Begin
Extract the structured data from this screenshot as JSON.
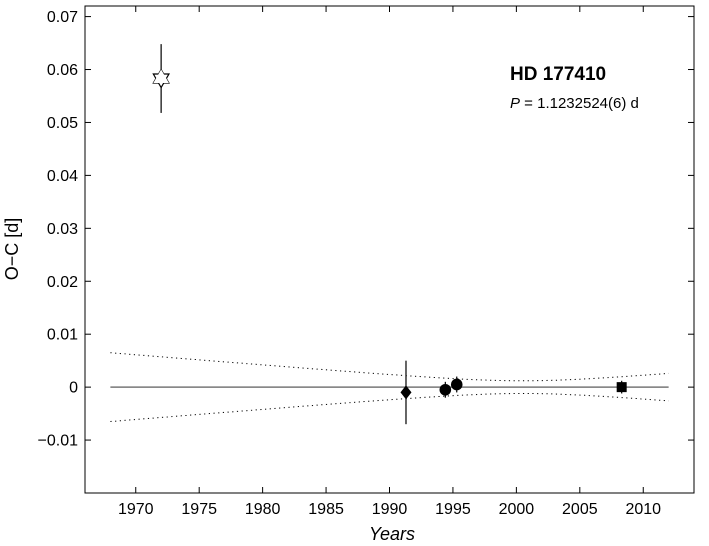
{
  "chart_data": {
    "type": "scatter",
    "title": "HD 177410",
    "period_prefix": "P",
    "period_value": " = 1.1232524(6) d",
    "xlabel": "Years",
    "ylabel": "O−C  [d]",
    "xlim": [
      1966,
      2014
    ],
    "ylim": [
      -0.02,
      0.072
    ],
    "x_ticks": [
      1970,
      1975,
      1980,
      1985,
      1990,
      1995,
      2000,
      2005,
      2010
    ],
    "x_tick_labels": [
      "1970",
      "1975",
      "1980",
      "1985",
      "1990",
      "1995",
      "2000",
      "2005",
      "2010"
    ],
    "y_ticks": [
      -0.01,
      0,
      0.01,
      0.02,
      0.03,
      0.04,
      0.05,
      0.06,
      0.07
    ],
    "y_tick_labels": [
      "−0.01",
      "0",
      "0.01",
      "0.02",
      "0.03",
      "0.04",
      "0.05",
      "0.06",
      "0.07"
    ],
    "reference_line": {
      "y": 0,
      "x_range": [
        1968,
        2012
      ]
    },
    "confidence_band": {
      "x_range": [
        1968,
        2012
      ],
      "center_x": 2000.5,
      "min_halfwidth": 0.0012,
      "upper_end_left": 0.0065,
      "upper_end_right": 0.0026
    },
    "points": [
      {
        "x": 1972.0,
        "y": 0.0583,
        "err": 0.0065,
        "marker": "star"
      },
      {
        "x": 1991.3,
        "y": -0.001,
        "err": 0.006,
        "marker": "diamond"
      },
      {
        "x": 1994.4,
        "y": -0.0005,
        "err": 0.0015,
        "marker": "circle"
      },
      {
        "x": 1995.3,
        "y": 0.0005,
        "err": 0.0015,
        "marker": "circle"
      },
      {
        "x": 2008.3,
        "y": 0.0,
        "err": 0.0012,
        "marker": "square"
      }
    ]
  }
}
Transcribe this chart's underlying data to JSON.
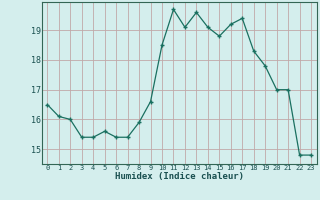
{
  "x": [
    0,
    1,
    2,
    3,
    4,
    5,
    6,
    7,
    8,
    9,
    10,
    11,
    12,
    13,
    14,
    15,
    16,
    17,
    18,
    19,
    20,
    21,
    22,
    23
  ],
  "y": [
    16.5,
    16.1,
    16.0,
    15.4,
    15.4,
    15.6,
    15.4,
    15.4,
    15.9,
    16.6,
    18.5,
    19.7,
    19.1,
    19.6,
    19.1,
    18.8,
    19.2,
    19.4,
    18.3,
    17.8,
    17.0,
    17.0,
    14.8,
    14.8
  ],
  "ylim": [
    14.5,
    19.95
  ],
  "yticks": [
    15,
    16,
    17,
    18,
    19
  ],
  "xlabel": "Humidex (Indice chaleur)",
  "line_color": "#1a7060",
  "marker_color": "#1a7060",
  "bg_color": "#d4eeed",
  "grid_color": "#c0a8a8",
  "axis_label_color": "#1a5050",
  "figsize": [
    3.2,
    2.0
  ],
  "dpi": 100
}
End
- **WRITTEN INSTRUCTION**: Set down the complete material exactly, but do not include the images.

- **SOLUTION TO THIS EXERCISE**:
Extract the structured data from this screenshot as JSON.
{
  "chart_data": {
    "type": "scatter",
    "title": "HD 177410",
    "period_prefix": "P",
    "period_value": " = 1.1232524(6) d",
    "xlabel": "Years",
    "ylabel": "O−C  [d]",
    "xlim": [
      1966,
      2014
    ],
    "ylim": [
      -0.02,
      0.072
    ],
    "x_ticks": [
      1970,
      1975,
      1980,
      1985,
      1990,
      1995,
      2000,
      2005,
      2010
    ],
    "x_tick_labels": [
      "1970",
      "1975",
      "1980",
      "1985",
      "1990",
      "1995",
      "2000",
      "2005",
      "2010"
    ],
    "y_ticks": [
      -0.01,
      0,
      0.01,
      0.02,
      0.03,
      0.04,
      0.05,
      0.06,
      0.07
    ],
    "y_tick_labels": [
      "−0.01",
      "0",
      "0.01",
      "0.02",
      "0.03",
      "0.04",
      "0.05",
      "0.06",
      "0.07"
    ],
    "reference_line": {
      "y": 0,
      "x_range": [
        1968,
        2012
      ]
    },
    "confidence_band": {
      "x_range": [
        1968,
        2012
      ],
      "center_x": 2000.5,
      "min_halfwidth": 0.0012,
      "upper_end_left": 0.0065,
      "upper_end_right": 0.0026
    },
    "points": [
      {
        "x": 1972.0,
        "y": 0.0583,
        "err": 0.0065,
        "marker": "star"
      },
      {
        "x": 1991.3,
        "y": -0.001,
        "err": 0.006,
        "marker": "diamond"
      },
      {
        "x": 1994.4,
        "y": -0.0005,
        "err": 0.0015,
        "marker": "circle"
      },
      {
        "x": 1995.3,
        "y": 0.0005,
        "err": 0.0015,
        "marker": "circle"
      },
      {
        "x": 2008.3,
        "y": 0.0,
        "err": 0.0012,
        "marker": "square"
      }
    ]
  }
}
Transcribe this chart's underlying data to JSON.
{
  "x": [
    0,
    1,
    2,
    3,
    4,
    5,
    6,
    7,
    8,
    9,
    10,
    11,
    12,
    13,
    14,
    15,
    16,
    17,
    18,
    19,
    20,
    21,
    22,
    23
  ],
  "y": [
    16.5,
    16.1,
    16.0,
    15.4,
    15.4,
    15.6,
    15.4,
    15.4,
    15.9,
    16.6,
    18.5,
    19.7,
    19.1,
    19.6,
    19.1,
    18.8,
    19.2,
    19.4,
    18.3,
    17.8,
    17.0,
    17.0,
    14.8,
    14.8
  ],
  "ylim": [
    14.5,
    19.95
  ],
  "yticks": [
    15,
    16,
    17,
    18,
    19
  ],
  "xlabel": "Humidex (Indice chaleur)",
  "line_color": "#1a7060",
  "marker_color": "#1a7060",
  "bg_color": "#d4eeed",
  "grid_color": "#c0a8a8",
  "axis_label_color": "#1a5050",
  "figsize": [
    3.2,
    2.0
  ],
  "dpi": 100
}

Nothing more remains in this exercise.